■ **Exercise objective**:
Here are some records. Copy each one exactly.

[Lines of data]
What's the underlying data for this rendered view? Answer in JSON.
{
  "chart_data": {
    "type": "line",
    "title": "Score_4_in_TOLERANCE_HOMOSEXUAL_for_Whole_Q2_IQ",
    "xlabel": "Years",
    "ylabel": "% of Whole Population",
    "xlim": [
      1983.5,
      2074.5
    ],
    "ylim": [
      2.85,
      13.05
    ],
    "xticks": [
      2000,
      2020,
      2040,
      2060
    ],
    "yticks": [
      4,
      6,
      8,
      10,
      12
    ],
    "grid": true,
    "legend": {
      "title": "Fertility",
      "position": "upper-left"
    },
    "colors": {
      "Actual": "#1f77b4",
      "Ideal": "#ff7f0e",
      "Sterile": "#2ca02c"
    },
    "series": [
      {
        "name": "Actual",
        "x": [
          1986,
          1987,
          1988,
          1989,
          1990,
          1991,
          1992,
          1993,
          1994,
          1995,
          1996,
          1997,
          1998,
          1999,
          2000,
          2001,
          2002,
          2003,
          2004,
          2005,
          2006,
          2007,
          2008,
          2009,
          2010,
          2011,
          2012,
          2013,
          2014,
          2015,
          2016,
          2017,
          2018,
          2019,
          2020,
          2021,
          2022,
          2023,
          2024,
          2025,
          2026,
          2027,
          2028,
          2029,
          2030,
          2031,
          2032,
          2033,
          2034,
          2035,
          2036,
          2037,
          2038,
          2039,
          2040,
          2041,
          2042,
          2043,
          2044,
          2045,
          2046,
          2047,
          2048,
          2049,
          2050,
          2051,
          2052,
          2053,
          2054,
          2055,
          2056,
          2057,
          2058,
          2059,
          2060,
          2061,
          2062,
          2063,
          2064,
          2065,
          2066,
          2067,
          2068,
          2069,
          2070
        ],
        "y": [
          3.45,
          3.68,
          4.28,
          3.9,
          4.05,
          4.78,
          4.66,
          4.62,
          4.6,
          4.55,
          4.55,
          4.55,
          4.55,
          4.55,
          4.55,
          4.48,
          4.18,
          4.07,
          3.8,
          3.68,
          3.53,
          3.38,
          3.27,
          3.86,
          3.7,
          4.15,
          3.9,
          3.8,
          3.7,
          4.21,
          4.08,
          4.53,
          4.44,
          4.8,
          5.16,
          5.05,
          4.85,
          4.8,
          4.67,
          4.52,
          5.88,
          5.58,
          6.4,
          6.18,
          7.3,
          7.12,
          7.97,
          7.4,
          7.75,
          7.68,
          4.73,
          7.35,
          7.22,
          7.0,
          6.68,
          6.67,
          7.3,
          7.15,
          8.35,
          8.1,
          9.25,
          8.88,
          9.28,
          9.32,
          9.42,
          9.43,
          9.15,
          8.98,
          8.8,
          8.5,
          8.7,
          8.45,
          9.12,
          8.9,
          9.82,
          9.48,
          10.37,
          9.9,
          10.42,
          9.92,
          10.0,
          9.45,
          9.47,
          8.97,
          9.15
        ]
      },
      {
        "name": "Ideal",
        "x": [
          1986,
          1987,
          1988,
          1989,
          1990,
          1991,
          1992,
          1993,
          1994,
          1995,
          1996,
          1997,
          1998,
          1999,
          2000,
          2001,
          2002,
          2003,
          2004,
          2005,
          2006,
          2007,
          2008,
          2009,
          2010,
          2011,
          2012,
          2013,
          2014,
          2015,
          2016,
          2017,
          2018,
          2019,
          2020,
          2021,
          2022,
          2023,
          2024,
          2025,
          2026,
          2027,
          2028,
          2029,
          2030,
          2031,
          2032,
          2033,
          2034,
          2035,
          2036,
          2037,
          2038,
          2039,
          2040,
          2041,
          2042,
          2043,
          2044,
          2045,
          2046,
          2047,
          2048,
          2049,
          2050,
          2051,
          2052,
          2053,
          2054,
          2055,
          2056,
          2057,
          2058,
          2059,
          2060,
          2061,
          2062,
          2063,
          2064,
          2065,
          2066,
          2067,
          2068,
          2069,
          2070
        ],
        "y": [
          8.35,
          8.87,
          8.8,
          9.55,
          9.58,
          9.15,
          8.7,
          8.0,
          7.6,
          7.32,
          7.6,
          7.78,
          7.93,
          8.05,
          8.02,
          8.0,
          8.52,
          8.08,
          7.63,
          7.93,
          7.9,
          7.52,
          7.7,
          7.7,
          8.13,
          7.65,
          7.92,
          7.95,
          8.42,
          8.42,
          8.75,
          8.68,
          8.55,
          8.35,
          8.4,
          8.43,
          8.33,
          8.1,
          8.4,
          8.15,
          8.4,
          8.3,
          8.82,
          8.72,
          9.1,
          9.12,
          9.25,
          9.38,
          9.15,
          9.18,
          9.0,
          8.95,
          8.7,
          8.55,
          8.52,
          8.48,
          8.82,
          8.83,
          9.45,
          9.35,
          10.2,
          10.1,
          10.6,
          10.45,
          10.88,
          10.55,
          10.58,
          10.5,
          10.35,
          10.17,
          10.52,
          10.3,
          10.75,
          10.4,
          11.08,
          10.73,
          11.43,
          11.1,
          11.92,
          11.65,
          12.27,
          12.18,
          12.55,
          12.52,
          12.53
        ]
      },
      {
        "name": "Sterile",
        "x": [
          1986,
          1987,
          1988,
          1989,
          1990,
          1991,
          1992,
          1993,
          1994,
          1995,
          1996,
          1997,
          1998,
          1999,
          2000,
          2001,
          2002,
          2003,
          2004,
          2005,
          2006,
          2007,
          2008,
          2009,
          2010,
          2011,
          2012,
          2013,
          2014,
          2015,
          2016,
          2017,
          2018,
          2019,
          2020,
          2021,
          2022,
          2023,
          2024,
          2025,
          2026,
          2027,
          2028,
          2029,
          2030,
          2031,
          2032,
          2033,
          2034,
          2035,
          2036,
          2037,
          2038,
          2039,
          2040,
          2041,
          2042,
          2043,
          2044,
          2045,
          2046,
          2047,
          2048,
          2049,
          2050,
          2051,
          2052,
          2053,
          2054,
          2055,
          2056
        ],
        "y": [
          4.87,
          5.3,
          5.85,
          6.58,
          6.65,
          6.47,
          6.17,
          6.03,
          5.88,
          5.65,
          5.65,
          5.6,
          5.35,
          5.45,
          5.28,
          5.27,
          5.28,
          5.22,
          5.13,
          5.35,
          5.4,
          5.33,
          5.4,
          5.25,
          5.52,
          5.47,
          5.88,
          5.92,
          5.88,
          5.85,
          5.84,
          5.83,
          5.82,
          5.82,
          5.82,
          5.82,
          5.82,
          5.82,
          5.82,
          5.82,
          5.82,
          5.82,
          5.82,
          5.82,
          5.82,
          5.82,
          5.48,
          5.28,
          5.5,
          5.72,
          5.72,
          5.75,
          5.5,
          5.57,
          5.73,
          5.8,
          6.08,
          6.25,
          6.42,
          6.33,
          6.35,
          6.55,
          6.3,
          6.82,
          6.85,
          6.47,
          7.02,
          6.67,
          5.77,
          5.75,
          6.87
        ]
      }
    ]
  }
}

■ **The result**:
What's the underlying data for this rendered view? Answer in JSON.
{
  "chart_data": {
    "type": "line",
    "title": "Score_4_in_TOLERANCE_HOMOSEXUAL_for_Whole_Q2_IQ",
    "xlabel": "Years",
    "ylabel": "% of Whole Population",
    "xlim": [
      1983.5,
      2074.5
    ],
    "ylim": [
      2.85,
      13.05
    ],
    "xticks": [
      2000,
      2020,
      2040,
      2060
    ],
    "yticks": [
      4,
      6,
      8,
      10,
      12
    ],
    "grid": true,
    "legend": {
      "title": "Fertility",
      "position": "upper-left"
    },
    "colors": {
      "Actual": "#1f77b4",
      "Ideal": "#ff7f0e",
      "Sterile": "#2ca02c"
    },
    "series": [
      {
        "name": "Actual",
        "x": [
          1986,
          1987,
          1988,
          1989,
          1990,
          1991,
          1992,
          1993,
          1994,
          1995,
          1996,
          1997,
          1998,
          1999,
          2000,
          2001,
          2002,
          2003,
          2004,
          2005,
          2006,
          2007,
          2008,
          2009,
          2010,
          2011,
          2012,
          2013,
          2014,
          2015,
          2016,
          2017,
          2018,
          2019,
          2020,
          2021,
          2022,
          2023,
          2024,
          2025,
          2026,
          2027,
          2028,
          2029,
          2030,
          2031,
          2032,
          2033,
          2034,
          2035,
          2036,
          2037,
          2038,
          2039,
          2040,
          2041,
          2042,
          2043,
          2044,
          2045,
          2046,
          2047,
          2048,
          2049,
          2050,
          2051,
          2052,
          2053,
          2054,
          2055,
          2056,
          2057,
          2058,
          2059,
          2060,
          2061,
          2062,
          2063,
          2064,
          2065,
          2066,
          2067,
          2068,
          2069,
          2070
        ],
        "y": [
          3.45,
          3.68,
          4.28,
          3.9,
          4.05,
          4.78,
          4.66,
          4.62,
          4.6,
          4.55,
          4.55,
          4.55,
          4.55,
          4.55,
          4.55,
          4.48,
          4.18,
          4.07,
          3.8,
          3.68,
          3.53,
          3.38,
          3.27,
          3.86,
          3.7,
          4.15,
          3.9,
          3.8,
          3.7,
          4.21,
          4.08,
          4.53,
          4.44,
          4.8,
          5.16,
          5.05,
          4.85,
          4.8,
          4.67,
          4.52,
          5.88,
          5.58,
          6.4,
          6.18,
          7.3,
          7.12,
          7.97,
          7.4,
          7.75,
          7.68,
          4.73,
          7.35,
          7.22,
          7.0,
          6.68,
          6.67,
          7.3,
          7.15,
          8.35,
          8.1,
          9.25,
          8.88,
          9.28,
          9.32,
          9.42,
          9.43,
          9.15,
          8.98,
          8.8,
          8.5,
          8.7,
          8.45,
          9.12,
          8.9,
          9.82,
          9.48,
          10.37,
          9.9,
          10.42,
          9.92,
          10.0,
          9.45,
          9.47,
          8.97,
          9.15
        ]
      },
      {
        "name": "Ideal",
        "x": [
          1986,
          1987,
          1988,
          1989,
          1990,
          1991,
          1992,
          1993,
          1994,
          1995,
          1996,
          1997,
          1998,
          1999,
          2000,
          2001,
          2002,
          2003,
          2004,
          2005,
          2006,
          2007,
          2008,
          2009,
          2010,
          2011,
          2012,
          2013,
          2014,
          2015,
          2016,
          2017,
          2018,
          2019,
          2020,
          2021,
          2022,
          2023,
          2024,
          2025,
          2026,
          2027,
          2028,
          2029,
          2030,
          2031,
          2032,
          2033,
          2034,
          2035,
          2036,
          2037,
          2038,
          2039,
          2040,
          2041,
          2042,
          2043,
          2044,
          2045,
          2046,
          2047,
          2048,
          2049,
          2050,
          2051,
          2052,
          2053,
          2054,
          2055,
          2056,
          2057,
          2058,
          2059,
          2060,
          2061,
          2062,
          2063,
          2064,
          2065,
          2066,
          2067,
          2068,
          2069,
          2070
        ],
        "y": [
          8.35,
          8.87,
          8.8,
          9.55,
          9.58,
          9.15,
          8.7,
          8.0,
          7.6,
          7.32,
          7.6,
          7.78,
          7.93,
          8.05,
          8.02,
          8.0,
          8.52,
          8.08,
          7.63,
          7.93,
          7.9,
          7.52,
          7.7,
          7.7,
          8.13,
          7.65,
          7.92,
          7.95,
          8.42,
          8.42,
          8.75,
          8.68,
          8.55,
          8.35,
          8.4,
          8.43,
          8.33,
          8.1,
          8.4,
          8.15,
          8.4,
          8.3,
          8.82,
          8.72,
          9.1,
          9.12,
          9.25,
          9.38,
          9.15,
          9.18,
          9.0,
          8.95,
          8.7,
          8.55,
          8.52,
          8.48,
          8.82,
          8.83,
          9.45,
          9.35,
          10.2,
          10.1,
          10.6,
          10.45,
          10.88,
          10.55,
          10.58,
          10.5,
          10.35,
          10.17,
          10.52,
          10.3,
          10.75,
          10.4,
          11.08,
          10.73,
          11.43,
          11.1,
          11.92,
          11.65,
          12.27,
          12.18,
          12.55,
          12.52,
          12.53
        ]
      },
      {
        "name": "Sterile",
        "x": [
          1986,
          1987,
          1988,
          1989,
          1990,
          1991,
          1992,
          1993,
          1994,
          1995,
          1996,
          1997,
          1998,
          1999,
          2000,
          2001,
          2002,
          2003,
          2004,
          2005,
          2006,
          2007,
          2008,
          2009,
          2010,
          2011,
          2012,
          2013,
          2014,
          2015,
          2016,
          2017,
          2018,
          2019,
          2020,
          2021,
          2022,
          2023,
          2024,
          2025,
          2026,
          2027,
          2028,
          2029,
          2030,
          2031,
          2032,
          2033,
          2034,
          2035,
          2036,
          2037,
          2038,
          2039,
          2040,
          2041,
          2042,
          2043,
          2044,
          2045,
          2046,
          2047,
          2048,
          2049,
          2050,
          2051,
          2052,
          2053,
          2054,
          2055,
          2056
        ],
        "y": [
          4.87,
          5.3,
          5.85,
          6.58,
          6.65,
          6.47,
          6.17,
          6.03,
          5.88,
          5.65,
          5.65,
          5.6,
          5.35,
          5.45,
          5.28,
          5.27,
          5.28,
          5.22,
          5.13,
          5.35,
          5.4,
          5.33,
          5.4,
          5.25,
          5.52,
          5.47,
          5.88,
          5.92,
          5.88,
          5.85,
          5.84,
          5.83,
          5.82,
          5.82,
          5.82,
          5.82,
          5.82,
          5.82,
          5.82,
          5.82,
          5.82,
          5.82,
          5.82,
          5.82,
          5.82,
          5.82,
          5.48,
          5.28,
          5.5,
          5.72,
          5.72,
          5.75,
          5.5,
          5.57,
          5.73,
          5.8,
          6.08,
          6.25,
          6.42,
          6.33,
          6.35,
          6.55,
          6.3,
          6.82,
          6.85,
          6.47,
          7.02,
          6.67,
          5.77,
          5.75,
          6.87
        ]
      }
    ]
  }
}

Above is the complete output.